◆ WHAT THIS TASK INVOLVES: Reproduce verbatim the lines of the items beginning with the line containing "- grid-dot: [424, 115, 428, 118]" and continuing through the line containing "- grid-dot: [320, 912, 323, 916]", including both of those lines. Output nothing else.

Rows from a layout dataset

_____

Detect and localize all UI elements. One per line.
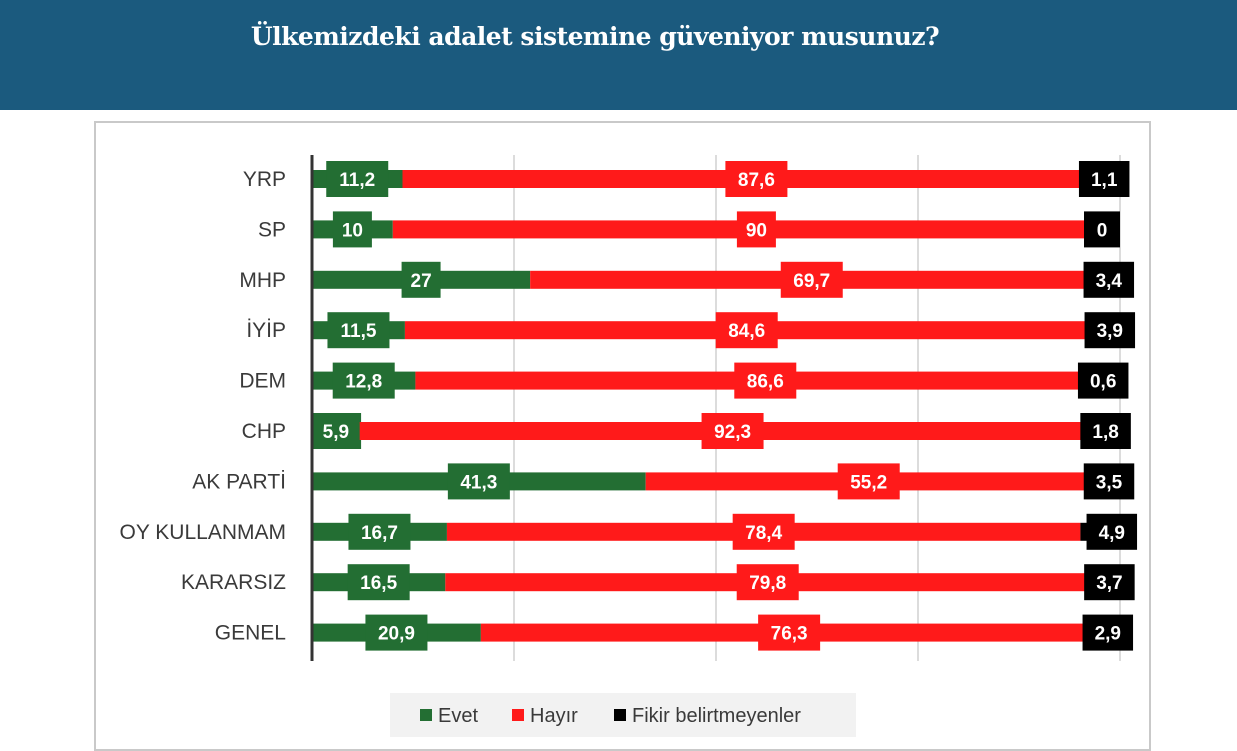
data-label-box (736, 564, 799, 601)
data-label-box (1086, 513, 1138, 550)
data-label-box (758, 614, 821, 651)
data-label-box (1084, 211, 1120, 248)
data-label: 78,4 (745, 523, 782, 544)
data-label: 84,6 (728, 321, 765, 342)
data-label: 3,4 (1096, 271, 1123, 292)
data-label: 76,3 (771, 624, 808, 645)
data-label-box (1080, 413, 1131, 449)
data-label: 12,8 (345, 372, 382, 393)
category-label: YRP (243, 168, 286, 191)
category-label: MHP (239, 269, 286, 292)
data-label-box (1083, 463, 1135, 500)
legend-swatch (512, 709, 524, 721)
data-label: 69,7 (793, 271, 830, 292)
data-label: 0 (1097, 220, 1108, 241)
data-label: 10 (342, 220, 363, 241)
data-label-box (1084, 312, 1136, 349)
data-label: 90 (746, 220, 767, 241)
data-label-box (780, 261, 843, 298)
data-label: 3,7 (1096, 573, 1122, 594)
data-label-box (348, 513, 411, 550)
chart-frame: YRP 11,2 87,6 1,1 SP 10 90 0 MHP 27 69,7 3,4 İYİP 11,… (94, 121, 1151, 751)
data-label: 11,2 (339, 170, 375, 191)
data-label-box (1084, 564, 1135, 601)
data-label-box (401, 261, 441, 298)
data-label-box (837, 463, 900, 500)
data-label-box (1077, 362, 1129, 399)
data-label-box (732, 513, 795, 550)
data-label: 41,3 (460, 472, 497, 493)
data-label-box (715, 312, 778, 349)
data-label: 86,6 (747, 372, 784, 393)
data-label: 4,9 (1099, 523, 1125, 544)
data-label-box (332, 362, 395, 399)
data-label: 20,9 (378, 624, 415, 645)
data-label: 1,8 (1092, 422, 1118, 443)
category-label: İYİP (246, 319, 286, 342)
data-label: 92,3 (714, 422, 751, 443)
category-label: OY KULLANMAM (120, 521, 287, 544)
data-label-box (326, 161, 389, 197)
data-label: 27 (411, 271, 432, 292)
data-label: 3,9 (1097, 321, 1123, 342)
data-label: 16,7 (361, 523, 398, 544)
legend-swatch (614, 709, 626, 721)
data-label: 5,9 (323, 422, 349, 443)
data-label-box (736, 211, 776, 248)
data-label-box (1082, 614, 1134, 651)
stacked-bar-chart: YRP 11,2 87,6 1,1 SP 10 90 0 MHP 27 69,7 3,4 İYİP 11,… (120, 155, 1138, 737)
data-label: 87,6 (738, 170, 775, 191)
data-label: 2,9 (1095, 624, 1121, 645)
category-label: KARARSIZ (181, 571, 286, 594)
header-banner: Ülkemizdeki adalet sistemine güveniyor m… (0, 0, 1237, 110)
data-label-box (327, 312, 390, 349)
data-label: 0,6 (1090, 372, 1116, 393)
page-title: Ülkemizdeki adalet sistemine güveniyor m… (250, 22, 940, 51)
data-label: 3,5 (1096, 472, 1123, 493)
data-label: 55,2 (850, 472, 887, 493)
category-label: DEM (239, 370, 286, 393)
category-label: AK PARTİ (192, 470, 286, 493)
legend-item-label: Evet (438, 705, 478, 727)
data-label-box (734, 362, 797, 399)
data-label-box (310, 413, 362, 449)
data-label-box (332, 211, 372, 248)
data-label-box (1078, 161, 1130, 197)
data-label: 1,1 (1091, 170, 1118, 191)
data-label-box (701, 413, 764, 449)
legend-swatch (420, 709, 432, 721)
data-label-box (365, 614, 428, 651)
data-label: 79,8 (749, 573, 786, 594)
category-label: SP (258, 218, 286, 241)
data-label-box (347, 564, 410, 601)
category-label: CHP (242, 420, 286, 443)
data-label: 16,5 (360, 573, 397, 594)
category-label: GENEL (215, 622, 286, 645)
data-label: 11,5 (340, 321, 376, 342)
legend-item-label: Hayır (530, 705, 578, 727)
data-label-box (725, 161, 788, 197)
data-label-box (1083, 261, 1135, 298)
data-label-box (447, 463, 510, 500)
legend-item-label: Fikir belirtmeyenler (632, 705, 801, 727)
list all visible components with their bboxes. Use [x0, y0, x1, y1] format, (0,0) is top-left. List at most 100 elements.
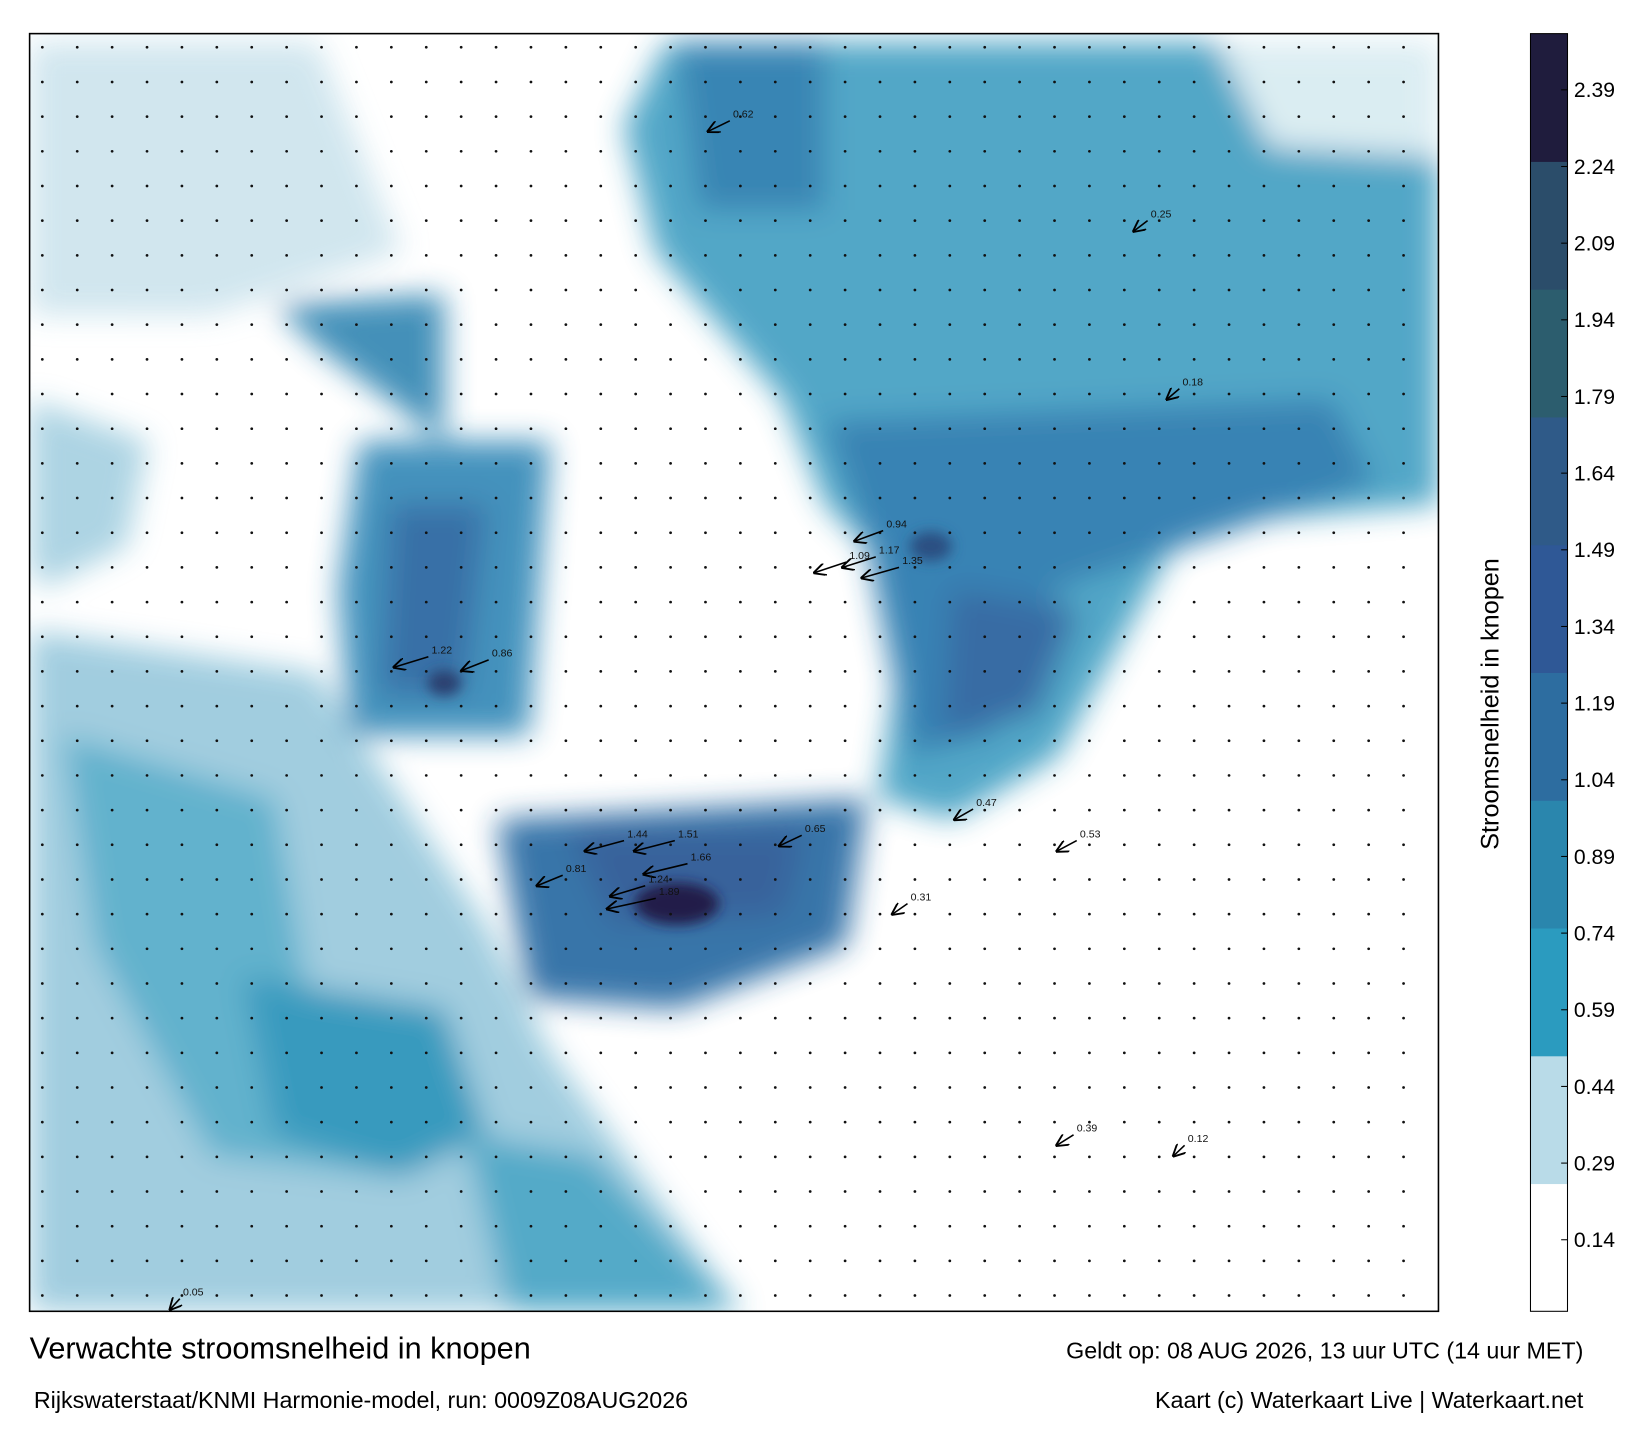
- grid-dot: [424, 115, 428, 118]
- grid-dot: [808, 843, 812, 847]
- grid-dot: [669, 115, 672, 118]
- grid-dot: [389, 427, 393, 431]
- colorbar-tick-label: 1.79: [1574, 386, 1615, 409]
- grid-dot: [285, 115, 289, 118]
- grid-dot: [1367, 462, 1371, 465]
- grid-dot: [564, 1051, 568, 1055]
- grid-dot: [948, 1120, 952, 1124]
- grid-dot: [1402, 496, 1405, 500]
- grid-dot: [983, 427, 987, 431]
- grid-dot: [40, 878, 44, 881]
- speed-arrow: [462, 659, 489, 671]
- grid-dot: [634, 843, 638, 847]
- grid-dot: [320, 635, 323, 639]
- grid-dot: [1297, 288, 1301, 292]
- grid-dot: [948, 566, 952, 569]
- grid-dot: [1262, 566, 1266, 569]
- grid-dot: [564, 288, 568, 292]
- grid-dot: [215, 80, 219, 84]
- grid-dot: [424, 427, 428, 431]
- grid-dot: [1053, 288, 1056, 292]
- grid-dot: [459, 1016, 463, 1020]
- grid-dot: [110, 1086, 114, 1089]
- grid-dot: [599, 1259, 603, 1263]
- grid-dot: [389, 1190, 393, 1193]
- grid-dot: [459, 1051, 463, 1055]
- grid-dot: [75, 1086, 79, 1089]
- grid-dot: [529, 219, 533, 223]
- grid-dot: [1402, 670, 1405, 673]
- grid-dot: [983, 357, 987, 361]
- grid-dot: [110, 357, 114, 361]
- grid-dot: [983, 566, 987, 569]
- grid-dot: [948, 1016, 952, 1020]
- grid-dot: [320, 115, 323, 118]
- grid-dot: [878, 219, 882, 223]
- grid-dot: [913, 1294, 917, 1297]
- grid-dot: [739, 427, 742, 431]
- grid-dot: [1227, 739, 1231, 743]
- grid-dot: [285, 80, 289, 84]
- grid-dot: [75, 323, 79, 327]
- grid-dot: [1192, 288, 1196, 292]
- grid-dot: [1227, 1051, 1231, 1055]
- grid-dot: [40, 1086, 44, 1089]
- grid-dot: [1088, 566, 1091, 569]
- grid-dot: [145, 774, 149, 777]
- grid-dot: [459, 947, 463, 951]
- grid-dot: [1053, 1155, 1056, 1159]
- grid-dot: [355, 462, 358, 465]
- grid-dot: [1122, 1016, 1126, 1020]
- grid-dot: [215, 670, 219, 673]
- grid-dot: [599, 219, 603, 223]
- grid-dot: [529, 947, 533, 951]
- grid-dot: [320, 912, 323, 916]
- colorbar: 0.140.290.440.590.740.891.041.191.341.49…: [1529, 33, 1615, 1312]
- grid-dot: [1227, 1086, 1231, 1089]
- grid-dot: [948, 670, 952, 673]
- speed-arrow: [607, 897, 656, 909]
- grid-dot: [913, 45, 917, 49]
- grid-dot: [75, 531, 79, 535]
- speed-arrow: [815, 561, 847, 573]
- grid-dot: [843, 392, 847, 396]
- grid-dot: [564, 808, 568, 812]
- grid-dot: [739, 1190, 742, 1193]
- colorbar-band: [1530, 161, 1568, 290]
- grid-dot: [808, 808, 812, 812]
- grid-dot: [843, 600, 847, 604]
- grid-dot: [285, 704, 289, 708]
- grid-dot: [1088, 739, 1091, 743]
- grid-dot: [704, 1190, 707, 1193]
- grid-dot: [983, 80, 987, 84]
- grid-dot: [1157, 774, 1161, 777]
- grid-dot: [948, 1086, 952, 1089]
- grid-dot: [494, 357, 498, 361]
- grid-dot: [1297, 392, 1301, 396]
- grid-dot: [1088, 288, 1091, 292]
- grid-dot: [599, 635, 603, 639]
- grid-dot: [773, 670, 777, 673]
- grid-dot: [320, 184, 323, 188]
- grid-dot: [843, 635, 847, 639]
- grid-dot: [285, 357, 289, 361]
- grid-dot: [1122, 635, 1126, 639]
- grid-dot: [808, 149, 812, 153]
- grid-dot: [40, 1294, 44, 1297]
- grid-dot: [1332, 427, 1336, 431]
- grid-dot: [669, 45, 672, 49]
- speed-arrow: [170, 1299, 180, 1310]
- grid-dot: [704, 462, 707, 465]
- grid-dot: [1367, 496, 1371, 500]
- grid-dot: [1018, 600, 1021, 604]
- grid-dot: [1227, 600, 1231, 604]
- grid-dot: [1367, 184, 1371, 188]
- grid-dot: [40, 670, 44, 673]
- grid-dot: [529, 288, 533, 292]
- grid-dot: [1402, 982, 1405, 985]
- speed-label: 0.12: [1188, 1133, 1209, 1145]
- grid-dot: [75, 149, 79, 153]
- grid-dot: [1297, 219, 1301, 223]
- grid-dot: [1227, 912, 1231, 916]
- grid-dot: [355, 80, 358, 84]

_____

◆ THE OUTPUT:
- grid-dot: [424, 115, 428, 118]
- grid-dot: [808, 843, 812, 847]
- grid-dot: [669, 115, 672, 118]
- grid-dot: [389, 427, 393, 431]
- colorbar-tick-label: 1.79: [1574, 386, 1615, 409]
- grid-dot: [285, 115, 289, 118]
- grid-dot: [1367, 462, 1371, 465]
- grid-dot: [564, 1051, 568, 1055]
- grid-dot: [948, 1120, 952, 1124]
- grid-dot: [1402, 496, 1405, 500]
- grid-dot: [983, 427, 987, 431]
- grid-dot: [40, 878, 44, 881]
- speed-arrow: [462, 659, 489, 671]
- grid-dot: [634, 843, 638, 847]
- grid-dot: [320, 635, 323, 639]
- grid-dot: [1297, 288, 1301, 292]
- grid-dot: [948, 566, 952, 569]
- grid-dot: [1262, 566, 1266, 569]
- grid-dot: [564, 288, 568, 292]
- grid-dot: [215, 80, 219, 84]
- grid-dot: [424, 427, 428, 431]
- grid-dot: [1053, 288, 1056, 292]
- grid-dot: [459, 1016, 463, 1020]
- grid-dot: [110, 1086, 114, 1089]
- grid-dot: [599, 1259, 603, 1263]
- grid-dot: [389, 1190, 393, 1193]
- grid-dot: [459, 1051, 463, 1055]
- grid-dot: [75, 1086, 79, 1089]
- grid-dot: [529, 219, 533, 223]
- grid-dot: [1402, 670, 1405, 673]
- grid-dot: [983, 357, 987, 361]
- grid-dot: [110, 357, 114, 361]
- grid-dot: [983, 566, 987, 569]
- grid-dot: [948, 1016, 952, 1020]
- grid-dot: [320, 115, 323, 118]
- grid-dot: [878, 219, 882, 223]
- grid-dot: [913, 1294, 917, 1297]
- grid-dot: [739, 427, 742, 431]
- grid-dot: [1227, 739, 1231, 743]
- grid-dot: [285, 80, 289, 84]
- grid-dot: [75, 323, 79, 327]
- grid-dot: [1192, 288, 1196, 292]
- grid-dot: [1227, 1051, 1231, 1055]
- grid-dot: [40, 1086, 44, 1089]
- grid-dot: [1088, 566, 1091, 569]
- grid-dot: [145, 774, 149, 777]
- grid-dot: [459, 947, 463, 951]
- grid-dot: [1053, 1155, 1056, 1159]
- grid-dot: [355, 462, 358, 465]
- grid-dot: [1122, 1016, 1126, 1020]
- grid-dot: [215, 670, 219, 673]
- grid-dot: [599, 219, 603, 223]
- grid-dot: [529, 947, 533, 951]
- grid-dot: [320, 912, 323, 916]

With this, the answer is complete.